Work to complete → Count how many lines in the material below hold the word "CUSTOMER"; the reply is that number alone.

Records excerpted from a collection
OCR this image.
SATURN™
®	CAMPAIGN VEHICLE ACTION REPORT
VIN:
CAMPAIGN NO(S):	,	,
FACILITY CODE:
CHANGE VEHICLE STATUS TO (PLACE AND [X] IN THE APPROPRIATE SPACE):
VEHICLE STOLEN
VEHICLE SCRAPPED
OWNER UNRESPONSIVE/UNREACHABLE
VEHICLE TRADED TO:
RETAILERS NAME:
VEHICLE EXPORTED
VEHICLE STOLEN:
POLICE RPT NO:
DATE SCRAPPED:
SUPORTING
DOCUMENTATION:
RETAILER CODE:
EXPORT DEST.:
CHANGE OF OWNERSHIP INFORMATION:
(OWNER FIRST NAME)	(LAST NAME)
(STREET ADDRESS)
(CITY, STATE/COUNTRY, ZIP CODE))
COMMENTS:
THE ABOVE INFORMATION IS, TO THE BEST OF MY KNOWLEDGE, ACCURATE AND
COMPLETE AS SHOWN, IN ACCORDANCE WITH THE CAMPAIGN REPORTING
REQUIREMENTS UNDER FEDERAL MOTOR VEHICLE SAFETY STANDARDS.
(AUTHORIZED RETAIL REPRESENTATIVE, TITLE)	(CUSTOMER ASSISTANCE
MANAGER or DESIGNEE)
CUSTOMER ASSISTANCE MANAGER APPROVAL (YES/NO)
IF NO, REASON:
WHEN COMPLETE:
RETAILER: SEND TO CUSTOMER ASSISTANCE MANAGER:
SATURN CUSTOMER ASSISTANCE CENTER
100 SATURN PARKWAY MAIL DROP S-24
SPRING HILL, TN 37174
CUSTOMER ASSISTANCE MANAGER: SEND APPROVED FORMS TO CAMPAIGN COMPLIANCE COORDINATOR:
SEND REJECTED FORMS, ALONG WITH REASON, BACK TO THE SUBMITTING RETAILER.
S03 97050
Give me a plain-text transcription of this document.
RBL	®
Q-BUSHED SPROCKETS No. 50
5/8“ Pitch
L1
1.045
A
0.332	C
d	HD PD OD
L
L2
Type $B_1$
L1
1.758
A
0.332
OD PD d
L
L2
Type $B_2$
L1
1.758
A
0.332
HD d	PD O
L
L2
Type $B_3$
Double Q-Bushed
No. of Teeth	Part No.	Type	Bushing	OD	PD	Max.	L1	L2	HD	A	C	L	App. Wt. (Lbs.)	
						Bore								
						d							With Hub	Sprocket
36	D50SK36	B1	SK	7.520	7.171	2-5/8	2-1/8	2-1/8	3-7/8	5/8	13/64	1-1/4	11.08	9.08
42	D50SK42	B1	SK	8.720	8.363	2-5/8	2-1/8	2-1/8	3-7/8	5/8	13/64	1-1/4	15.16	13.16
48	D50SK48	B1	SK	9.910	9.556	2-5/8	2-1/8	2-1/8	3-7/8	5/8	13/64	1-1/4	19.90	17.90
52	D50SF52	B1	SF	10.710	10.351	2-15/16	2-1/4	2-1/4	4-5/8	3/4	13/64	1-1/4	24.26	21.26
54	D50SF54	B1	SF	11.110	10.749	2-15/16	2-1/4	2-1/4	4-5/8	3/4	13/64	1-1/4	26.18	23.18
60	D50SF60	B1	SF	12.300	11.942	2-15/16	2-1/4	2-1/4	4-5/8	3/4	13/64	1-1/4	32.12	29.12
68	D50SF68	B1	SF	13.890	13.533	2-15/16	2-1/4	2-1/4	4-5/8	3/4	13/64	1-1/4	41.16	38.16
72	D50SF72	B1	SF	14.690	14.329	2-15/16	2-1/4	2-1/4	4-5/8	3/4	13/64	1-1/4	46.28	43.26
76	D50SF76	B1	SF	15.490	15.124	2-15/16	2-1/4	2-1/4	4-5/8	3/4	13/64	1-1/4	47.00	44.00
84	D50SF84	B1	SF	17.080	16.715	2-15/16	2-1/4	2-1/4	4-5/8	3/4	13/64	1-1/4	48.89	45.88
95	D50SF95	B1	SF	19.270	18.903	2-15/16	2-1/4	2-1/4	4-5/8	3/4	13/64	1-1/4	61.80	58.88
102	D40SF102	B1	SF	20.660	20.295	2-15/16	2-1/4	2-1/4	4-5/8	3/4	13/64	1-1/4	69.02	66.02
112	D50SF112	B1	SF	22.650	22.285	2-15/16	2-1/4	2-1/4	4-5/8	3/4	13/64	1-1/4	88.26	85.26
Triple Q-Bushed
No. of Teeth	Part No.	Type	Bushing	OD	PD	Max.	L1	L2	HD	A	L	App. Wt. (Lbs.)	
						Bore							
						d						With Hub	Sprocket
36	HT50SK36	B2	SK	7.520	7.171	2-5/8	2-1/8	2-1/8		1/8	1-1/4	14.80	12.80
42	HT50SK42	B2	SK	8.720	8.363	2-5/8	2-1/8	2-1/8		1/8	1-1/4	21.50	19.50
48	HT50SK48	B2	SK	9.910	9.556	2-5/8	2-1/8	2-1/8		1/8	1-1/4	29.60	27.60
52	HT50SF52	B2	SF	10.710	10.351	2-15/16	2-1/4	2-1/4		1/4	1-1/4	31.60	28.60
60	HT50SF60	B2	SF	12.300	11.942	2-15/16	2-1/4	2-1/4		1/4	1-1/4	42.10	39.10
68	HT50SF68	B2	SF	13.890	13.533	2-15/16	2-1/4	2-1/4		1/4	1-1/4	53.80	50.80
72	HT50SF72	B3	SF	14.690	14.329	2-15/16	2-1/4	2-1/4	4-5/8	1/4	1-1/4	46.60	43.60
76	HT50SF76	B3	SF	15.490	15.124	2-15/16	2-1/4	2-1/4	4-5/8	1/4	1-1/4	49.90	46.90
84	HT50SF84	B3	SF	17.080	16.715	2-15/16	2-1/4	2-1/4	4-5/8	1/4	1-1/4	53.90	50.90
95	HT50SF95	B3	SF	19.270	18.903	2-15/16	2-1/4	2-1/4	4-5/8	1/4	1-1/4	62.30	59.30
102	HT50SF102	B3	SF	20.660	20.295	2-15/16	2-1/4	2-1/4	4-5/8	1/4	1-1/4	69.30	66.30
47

Result of the exercise → 5